> Provided data
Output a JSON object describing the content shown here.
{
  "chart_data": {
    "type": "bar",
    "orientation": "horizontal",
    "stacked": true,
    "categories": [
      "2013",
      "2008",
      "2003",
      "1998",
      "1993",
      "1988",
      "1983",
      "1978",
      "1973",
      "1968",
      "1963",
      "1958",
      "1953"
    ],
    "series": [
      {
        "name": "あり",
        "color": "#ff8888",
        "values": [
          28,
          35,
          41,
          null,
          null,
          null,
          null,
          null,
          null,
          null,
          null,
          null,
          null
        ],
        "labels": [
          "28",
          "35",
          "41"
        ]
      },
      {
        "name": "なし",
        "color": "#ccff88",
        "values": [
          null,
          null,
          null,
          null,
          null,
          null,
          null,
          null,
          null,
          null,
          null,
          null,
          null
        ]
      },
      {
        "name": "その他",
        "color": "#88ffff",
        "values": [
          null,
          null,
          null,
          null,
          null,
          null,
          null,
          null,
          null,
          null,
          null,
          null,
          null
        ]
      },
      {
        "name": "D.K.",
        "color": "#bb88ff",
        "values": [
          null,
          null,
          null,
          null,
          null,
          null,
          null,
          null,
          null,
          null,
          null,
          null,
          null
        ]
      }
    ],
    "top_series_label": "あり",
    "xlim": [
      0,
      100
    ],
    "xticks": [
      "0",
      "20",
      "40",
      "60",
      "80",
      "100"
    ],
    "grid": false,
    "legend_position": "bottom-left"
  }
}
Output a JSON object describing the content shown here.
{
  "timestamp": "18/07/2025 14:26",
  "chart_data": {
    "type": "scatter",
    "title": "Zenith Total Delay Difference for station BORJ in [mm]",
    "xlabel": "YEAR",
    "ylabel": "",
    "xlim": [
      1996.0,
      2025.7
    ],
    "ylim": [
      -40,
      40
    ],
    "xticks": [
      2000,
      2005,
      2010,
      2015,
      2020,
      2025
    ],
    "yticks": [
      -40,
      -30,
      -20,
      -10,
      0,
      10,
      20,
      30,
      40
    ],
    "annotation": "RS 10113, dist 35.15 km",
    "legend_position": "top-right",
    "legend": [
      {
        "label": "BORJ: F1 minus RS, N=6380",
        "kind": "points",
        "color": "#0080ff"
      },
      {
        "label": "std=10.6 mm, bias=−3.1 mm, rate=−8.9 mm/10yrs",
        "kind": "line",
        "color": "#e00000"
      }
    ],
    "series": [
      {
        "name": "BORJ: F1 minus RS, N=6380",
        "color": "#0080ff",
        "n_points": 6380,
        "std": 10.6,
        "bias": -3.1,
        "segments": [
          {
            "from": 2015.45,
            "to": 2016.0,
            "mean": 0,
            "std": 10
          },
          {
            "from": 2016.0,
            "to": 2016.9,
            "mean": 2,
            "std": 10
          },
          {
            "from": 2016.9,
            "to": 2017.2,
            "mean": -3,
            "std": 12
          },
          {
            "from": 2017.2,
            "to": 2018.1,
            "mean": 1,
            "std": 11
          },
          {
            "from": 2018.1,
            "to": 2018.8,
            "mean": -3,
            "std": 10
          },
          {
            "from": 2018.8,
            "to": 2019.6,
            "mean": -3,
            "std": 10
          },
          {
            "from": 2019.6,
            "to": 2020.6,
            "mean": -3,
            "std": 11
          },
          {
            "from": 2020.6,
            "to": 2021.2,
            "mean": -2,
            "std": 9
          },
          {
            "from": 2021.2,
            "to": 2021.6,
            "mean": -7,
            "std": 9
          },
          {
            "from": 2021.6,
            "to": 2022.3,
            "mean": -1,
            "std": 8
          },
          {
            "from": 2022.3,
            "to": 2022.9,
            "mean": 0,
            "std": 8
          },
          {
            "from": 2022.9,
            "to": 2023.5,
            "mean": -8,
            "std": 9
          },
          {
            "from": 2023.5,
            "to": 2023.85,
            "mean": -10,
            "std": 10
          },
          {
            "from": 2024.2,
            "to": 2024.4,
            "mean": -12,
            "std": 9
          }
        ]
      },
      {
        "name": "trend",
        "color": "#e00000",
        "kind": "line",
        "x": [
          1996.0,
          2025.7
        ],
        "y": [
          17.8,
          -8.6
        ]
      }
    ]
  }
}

> Requirement
Work through the listing above and report how many lines include the string "name", with no other text.

> Output
6